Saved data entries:

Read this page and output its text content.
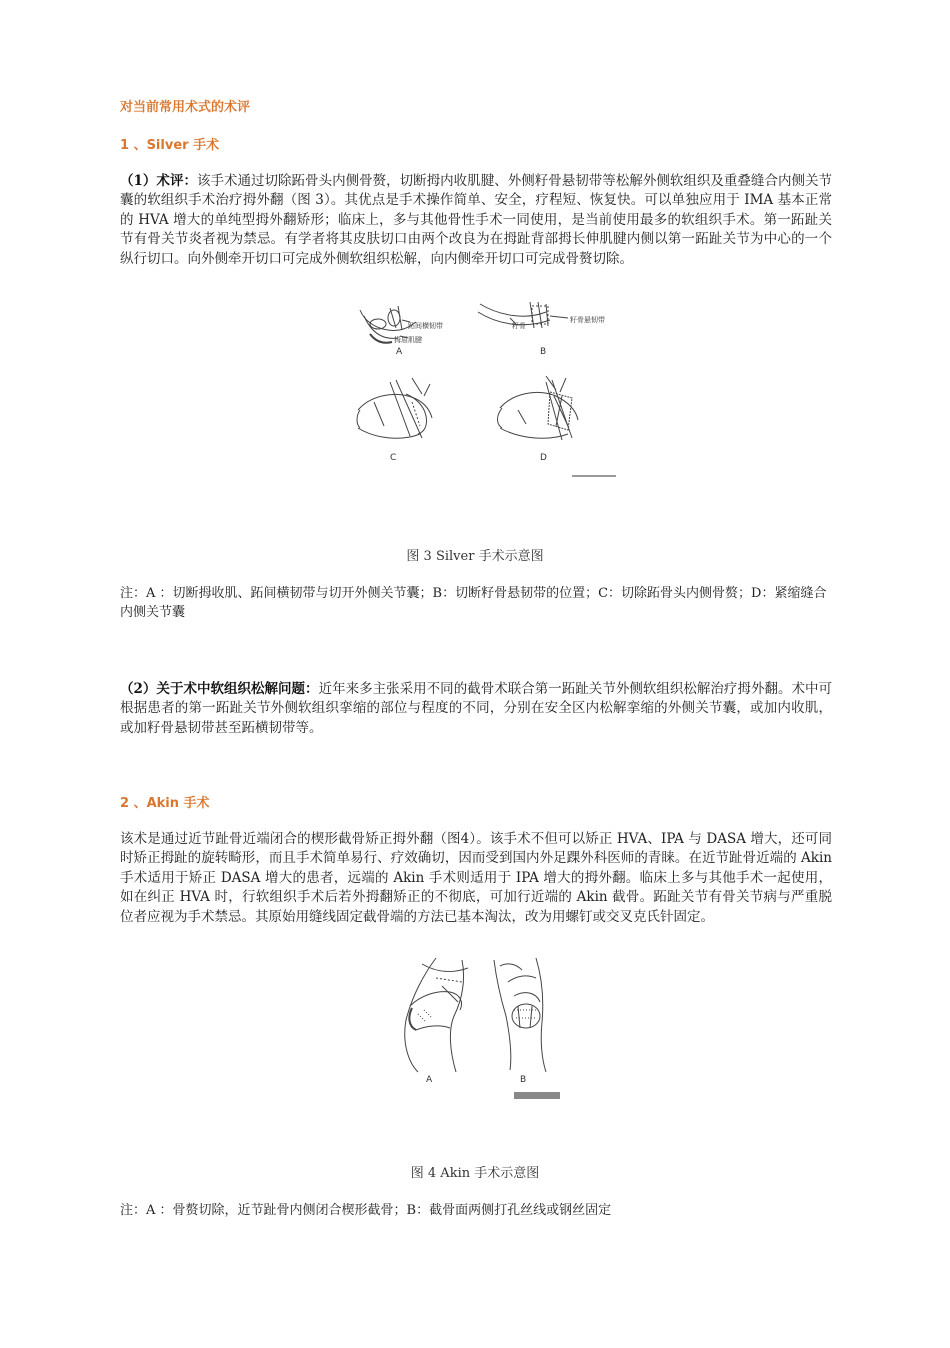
对当前常用术式的术评

1 、Silver 手术

（1）术评：该手术通过切除跖骨头内侧骨赘，切断拇内收肌腱、外侧籽骨悬韧带等松解外侧软组织及重叠缝合内侧关节囊的软组织手术治疗拇外翻（图 3）。其优点是手术操作简单、安全，疗程短、恢复快。可以单独应用于 IMA 基本正常的 HVA 增大的单纯型拇外翻矫形；临床上，多与其他骨性手术一同使用，是当前使用最多的软组织手术。第一跖趾关节有骨关节炎者视为禁忌。有学者将其皮肤切口由两个改良为在拇趾背部拇长伸肌腱内侧以第一跖趾关节为中心的一个纵行切口。向外侧牵开切口可完成外侧软组织松解，向内侧牵开切口可完成骨赘切除。

跖间横韧带
拇屈肌腱
籽骨
籽骨悬韧带
A	B
C	D

图 3 Silver 手术示意图

注：A ：切断拇收肌、跖间横韧带与切开外侧关节囊；B：切断籽骨悬韧带的位置；C：切除跖骨头内侧骨赘；D：紧缩缝合内侧关节囊

（2）关于术中软组织松解问题：近年来多主张采用不同的截骨术联合第一跖趾关节外侧软组织松解治疗拇外翻。术中可根据患者的第一跖趾关节外侧软组织挛缩的部位与程度的不同，分别在安全区内松解挛缩的外侧关节囊，或加内收肌，或加籽骨悬韧带甚至跖横韧带等。

2 、Akin 手术

该术是通过近节趾骨近端闭合的楔形截骨矫正拇外翻（图4）。该手术不但可以矫正 HVA、IPA 与 DASA 增大，还可同时矫正拇趾的旋转畸形，而且手术简单易行、疗效确切，因而受到国内外足踝外科医师的青睐。在近节趾骨近端的 Akin 手术适用于矫正 DASA 增大的患者，远端的 Akin 手术则适用于 IPA 增大的拇外翻。临床上多与其他手术一起使用，如在纠正 HVA 时，行软组织手术后若外拇翻矫正的不彻底，可加行近端的 Akin 截骨。跖趾关节有骨关节病与严重脱位者应视为手术禁忌。其原始用缝线固定截骨端的方法已基本淘汰，改为用螺钉或交叉克氏针固定。

A	B

图 4 Akin 手术示意图

注：A ：骨赘切除，近节趾骨内侧闭合楔形截骨；B：截骨面两侧打孔丝线或钢丝固定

▶ _INSTRUCTIONS FOR THE TASK_
Make an exact copy of every record, pictures excluded.

▶ _TASK ANSWER_
Read this page and output its text content.
对当前常用术式的术评

1 、Silver 手术

（1）术评：该手术通过切除跖骨头内侧骨赘，切断拇内收肌腱、外侧籽骨悬韧带等松解外侧软组织及重叠缝合内侧关节囊的软组织手术治疗拇外翻（图 3）。其优点是手术操作简单、安全，疗程短、恢复快。可以单独应用于 IMA 基本正常的 HVA 增大的单纯型拇外翻矫形；临床上，多与其他骨性手术一同使用，是当前使用最多的软组织手术。第一跖趾关节有骨关节炎者视为禁忌。有学者将其皮肤切口由两个改良为在拇趾背部拇长伸肌腱内侧以第一跖趾关节为中心的一个纵行切口。向外侧牵开切口可完成外侧软组织松解，向内侧牵开切口可完成骨赘切除。

跖间横韧带
拇屈肌腱
籽骨
籽骨悬韧带
A	B
C	D

图 3 Silver 手术示意图

注：A ：切断拇收肌、跖间横韧带与切开外侧关节囊；B：切断籽骨悬韧带的位置；C：切除跖骨头内侧骨赘；D：紧缩缝合内侧关节囊

（2）关于术中软组织松解问题：近年来多主张采用不同的截骨术联合第一跖趾关节外侧软组织松解治疗拇外翻。术中可根据患者的第一跖趾关节外侧软组织挛缩的部位与程度的不同，分别在安全区内松解挛缩的外侧关节囊，或加内收肌，或加籽骨悬韧带甚至跖横韧带等。

2 、Akin 手术

该术是通过近节趾骨近端闭合的楔形截骨矫正拇外翻（图4）。该手术不但可以矫正 HVA、IPA 与 DASA 增大，还可同时矫正拇趾的旋转畸形，而且手术简单易行、疗效确切，因而受到国内外足踝外科医师的青睐。在近节趾骨近端的 Akin 手术适用于矫正 DASA 增大的患者，远端的 Akin 手术则适用于 IPA 增大的拇外翻。临床上多与其他手术一起使用，如在纠正 HVA 时，行软组织手术后若外拇翻矫正的不彻底，可加行近端的 Akin 截骨。跖趾关节有骨关节病与严重脱位者应视为手术禁忌。其原始用缝线固定截骨端的方法已基本淘汰，改为用螺钉或交叉克氏针固定。

A	B

图 4 Akin 手术示意图

注：A ：骨赘切除，近节趾骨内侧闭合楔形截骨；B：截骨面两侧打孔丝线或钢丝固定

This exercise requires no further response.